Requirement
Return the count of lines that mention "start", with no other words.

Record extracts
----------------------------------------
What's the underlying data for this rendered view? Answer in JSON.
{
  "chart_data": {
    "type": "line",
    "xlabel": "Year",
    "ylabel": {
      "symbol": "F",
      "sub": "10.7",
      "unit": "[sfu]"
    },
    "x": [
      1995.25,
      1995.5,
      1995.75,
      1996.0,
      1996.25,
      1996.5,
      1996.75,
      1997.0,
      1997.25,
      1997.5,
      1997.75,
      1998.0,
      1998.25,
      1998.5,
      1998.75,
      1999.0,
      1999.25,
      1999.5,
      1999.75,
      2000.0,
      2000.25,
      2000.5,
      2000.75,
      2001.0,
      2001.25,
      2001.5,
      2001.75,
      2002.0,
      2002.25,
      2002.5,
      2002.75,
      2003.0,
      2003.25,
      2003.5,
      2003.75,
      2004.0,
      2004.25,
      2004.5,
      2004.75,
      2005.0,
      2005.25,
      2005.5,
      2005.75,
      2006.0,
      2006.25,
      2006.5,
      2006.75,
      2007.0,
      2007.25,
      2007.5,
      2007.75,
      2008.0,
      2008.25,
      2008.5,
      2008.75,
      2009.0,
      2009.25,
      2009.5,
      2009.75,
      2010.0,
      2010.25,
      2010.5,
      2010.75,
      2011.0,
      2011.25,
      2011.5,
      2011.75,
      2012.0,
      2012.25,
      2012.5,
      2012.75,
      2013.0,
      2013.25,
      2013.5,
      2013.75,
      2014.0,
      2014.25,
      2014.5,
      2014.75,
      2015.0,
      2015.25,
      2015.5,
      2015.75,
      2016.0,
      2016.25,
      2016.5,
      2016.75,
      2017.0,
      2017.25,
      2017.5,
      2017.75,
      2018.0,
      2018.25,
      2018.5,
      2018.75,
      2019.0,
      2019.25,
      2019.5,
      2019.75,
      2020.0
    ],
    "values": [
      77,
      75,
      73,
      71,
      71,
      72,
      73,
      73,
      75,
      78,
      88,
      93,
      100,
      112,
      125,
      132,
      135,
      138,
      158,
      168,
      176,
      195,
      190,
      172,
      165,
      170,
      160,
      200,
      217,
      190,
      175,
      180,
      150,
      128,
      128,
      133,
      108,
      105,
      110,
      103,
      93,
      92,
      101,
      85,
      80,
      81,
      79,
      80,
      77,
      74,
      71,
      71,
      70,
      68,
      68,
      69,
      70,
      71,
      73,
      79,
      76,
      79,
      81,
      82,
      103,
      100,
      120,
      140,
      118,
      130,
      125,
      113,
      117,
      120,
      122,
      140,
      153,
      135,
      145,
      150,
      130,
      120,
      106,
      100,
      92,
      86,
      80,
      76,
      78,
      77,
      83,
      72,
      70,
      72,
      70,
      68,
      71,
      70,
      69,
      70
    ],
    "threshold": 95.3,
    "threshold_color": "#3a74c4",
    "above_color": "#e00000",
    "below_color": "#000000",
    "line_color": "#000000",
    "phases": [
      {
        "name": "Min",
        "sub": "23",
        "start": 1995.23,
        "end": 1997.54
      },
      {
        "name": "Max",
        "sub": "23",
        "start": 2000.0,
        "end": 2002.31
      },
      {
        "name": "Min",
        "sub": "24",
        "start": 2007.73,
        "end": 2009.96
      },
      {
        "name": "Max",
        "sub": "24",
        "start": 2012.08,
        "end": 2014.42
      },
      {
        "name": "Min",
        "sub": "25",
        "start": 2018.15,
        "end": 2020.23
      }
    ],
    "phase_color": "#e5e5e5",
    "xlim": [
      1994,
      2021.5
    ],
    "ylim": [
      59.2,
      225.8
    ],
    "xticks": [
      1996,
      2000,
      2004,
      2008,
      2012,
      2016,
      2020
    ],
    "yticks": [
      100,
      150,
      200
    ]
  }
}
----------------------------------------
Reply
5